**YOUR INSTRUCTIONS**
Count every line that holds the string "name", and report the number alone.

################

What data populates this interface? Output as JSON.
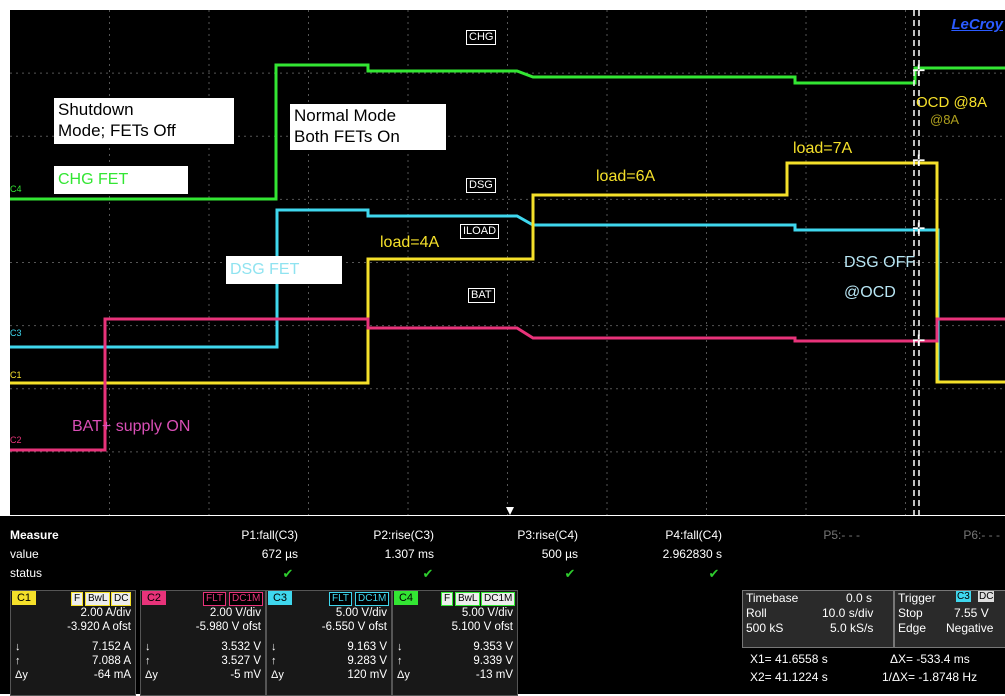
{
  "brand": "LeCroy",
  "annotations": {
    "shutdown_mode": "Shutdown\nMode; FETs Off",
    "normal_mode": "Normal Mode\nBoth FETs On",
    "chg_fet": "CHG FET",
    "dsg_fet": "DSG FET",
    "load_4a": "load=4A",
    "load_6a": "load=6A",
    "load_7a": "load=7A",
    "ocd_8a": "OCD @8A",
    "ocd_8a_ghost": "@8A",
    "dsg_off": "DSG OFF",
    "at_ocd": "@OCD",
    "bat_supply_on": "BAT+ supply ON"
  },
  "trace_labels": {
    "chg": "CHG",
    "dsg": "DSG",
    "iload": "ILOAD",
    "bat": "BAT"
  },
  "channel_tags": [
    "C4",
    "C3",
    "C1",
    "C2"
  ],
  "colors": {
    "c1": "#f5e02a",
    "c2": "#e8337a",
    "c3": "#3fd7ee",
    "c4": "#33e633",
    "grid": "#555555",
    "brand": "#2b5bff"
  },
  "measure": {
    "title": "Measure",
    "row_value": "value",
    "row_status": "status",
    "params": [
      {
        "name": "P1:fall(C3)",
        "value": "672 µs",
        "status": "✔"
      },
      {
        "name": "P2:rise(C3)",
        "value": "1.307 ms",
        "status": "✔"
      },
      {
        "name": "P3:rise(C4)",
        "value": "500 µs",
        "status": "✔"
      },
      {
        "name": "P4:fall(C4)",
        "value": "2.962830 s",
        "status": "✔"
      },
      {
        "name": "P5:- - -",
        "value": "",
        "status": ""
      },
      {
        "name": "P6:- - -",
        "value": "",
        "status": ""
      }
    ]
  },
  "channels": [
    {
      "num": "C1",
      "badges": [
        "F",
        "BwL",
        "DC"
      ],
      "vdiv": "2.00 A/div",
      "ofst": "-3.920 A ofst",
      "down": "7.152 A",
      "up": "7.088 A",
      "dy": "-64 mA",
      "color": "#f5e02a"
    },
    {
      "num": "C2",
      "badges": [
        "FLT",
        "DC1M"
      ],
      "vdiv": "2.00 V/div",
      "ofst": "-5.980 V ofst",
      "down": "3.532 V",
      "up": "3.527 V",
      "dy": "-5 mV",
      "color": "#e8337a"
    },
    {
      "num": "C3",
      "badges": [
        "FLT",
        "DC1M"
      ],
      "vdiv": "5.00 V/div",
      "ofst": "-6.550 V ofst",
      "down": "9.163 V",
      "up": "9.283 V",
      "dy": "120 mV",
      "color": "#3fd7ee"
    },
    {
      "num": "C4",
      "badges": [
        "F",
        "BwL",
        "DC1M"
      ],
      "vdiv": "5.00 V/div",
      "ofst": "5.100 V ofst",
      "down": "9.353 V",
      "up": "9.339 V",
      "dy": "-13 mV",
      "color": "#33e633"
    }
  ],
  "channel_symbols": {
    "down": "↓",
    "up": "↑",
    "dy": "Δy"
  },
  "timebase": {
    "label": "Timebase",
    "delay": "0.0 s",
    "mode": "Roll",
    "tdiv": "10.0 s/div",
    "samples": "500 kS",
    "rate": "5.0 kS/s"
  },
  "trigger": {
    "label": "Trigger",
    "source": "C3",
    "coupling": "DC",
    "state": "Stop",
    "level": "7.55 V",
    "type": "Edge",
    "slope": "Negative"
  },
  "cursors": {
    "x1": "X1= 41.6558 s",
    "dx": "ΔX= -533.4 ms",
    "x2": "X2= 41.1224 s",
    "inv_dx": "1/ΔX= -1.8748 Hz"
  }
}
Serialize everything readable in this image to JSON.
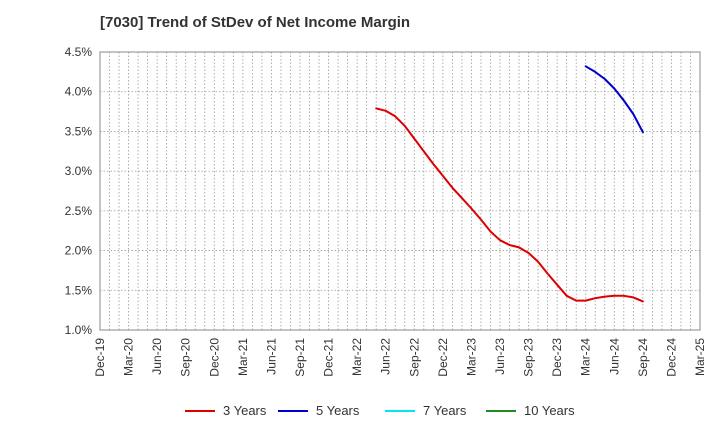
{
  "chart_data": {
    "type": "line",
    "title": "[7030]  Trend of StDev of Net Income Margin",
    "xlabel": "",
    "ylabel": "",
    "ylim": [
      1.0,
      4.5
    ],
    "yticks": [
      "1.0%",
      "1.5%",
      "2.0%",
      "2.5%",
      "3.0%",
      "3.5%",
      "4.0%",
      "4.5%"
    ],
    "ytick_values": [
      1.0,
      1.5,
      2.0,
      2.5,
      3.0,
      3.5,
      4.0,
      4.5
    ],
    "categories": [
      "Dec-19",
      "Mar-20",
      "Jun-20",
      "Sep-20",
      "Dec-20",
      "Mar-21",
      "Jun-21",
      "Sep-21",
      "Dec-21",
      "Mar-22",
      "Jun-22",
      "Sep-22",
      "Dec-22",
      "Mar-23",
      "Jun-23",
      "Sep-23",
      "Dec-23",
      "Mar-24",
      "Jun-24",
      "Sep-24",
      "Dec-24",
      "Mar-25"
    ],
    "grid": true,
    "legend": "bottom",
    "series": [
      {
        "name": "3 Years",
        "color": "#dd0000",
        "points": [
          {
            "x": "May-22",
            "y": 3.79
          },
          {
            "x": "Jun-22",
            "y": 3.76
          },
          {
            "x": "Jul-22",
            "y": 3.69
          },
          {
            "x": "Aug-22",
            "y": 3.57
          },
          {
            "x": "Sep-22",
            "y": 3.41
          },
          {
            "x": "Oct-22",
            "y": 3.25
          },
          {
            "x": "Nov-22",
            "y": 3.09
          },
          {
            "x": "Dec-22",
            "y": 2.94
          },
          {
            "x": "Jan-23",
            "y": 2.79
          },
          {
            "x": "Feb-23",
            "y": 2.66
          },
          {
            "x": "Mar-23",
            "y": 2.53
          },
          {
            "x": "Apr-23",
            "y": 2.39
          },
          {
            "x": "May-23",
            "y": 2.24
          },
          {
            "x": "Jun-23",
            "y": 2.13
          },
          {
            "x": "Jul-23",
            "y": 2.07
          },
          {
            "x": "Aug-23",
            "y": 2.04
          },
          {
            "x": "Sep-23",
            "y": 1.97
          },
          {
            "x": "Oct-23",
            "y": 1.86
          },
          {
            "x": "Nov-23",
            "y": 1.71
          },
          {
            "x": "Dec-23",
            "y": 1.57
          },
          {
            "x": "Jan-24",
            "y": 1.43
          },
          {
            "x": "Feb-24",
            "y": 1.37
          },
          {
            "x": "Mar-24",
            "y": 1.37
          },
          {
            "x": "Apr-24",
            "y": 1.4
          },
          {
            "x": "May-24",
            "y": 1.42
          },
          {
            "x": "Jun-24",
            "y": 1.43
          },
          {
            "x": "Jul-24",
            "y": 1.43
          },
          {
            "x": "Aug-24",
            "y": 1.41
          },
          {
            "x": "Sep-24",
            "y": 1.36
          }
        ]
      },
      {
        "name": "5 Years",
        "color": "#0000cc",
        "points": [
          {
            "x": "Mar-24",
            "y": 4.32
          },
          {
            "x": "Apr-24",
            "y": 4.25
          },
          {
            "x": "May-24",
            "y": 4.16
          },
          {
            "x": "Jun-24",
            "y": 4.04
          },
          {
            "x": "Jul-24",
            "y": 3.89
          },
          {
            "x": "Aug-24",
            "y": 3.72
          },
          {
            "x": "Sep-24",
            "y": 3.49
          }
        ]
      },
      {
        "name": "7 Years",
        "color": "#00e5ee",
        "points": []
      },
      {
        "name": "10 Years",
        "color": "#228b22",
        "points": []
      }
    ]
  }
}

################

**SOLUTION FOR THIS EXERCISE**
10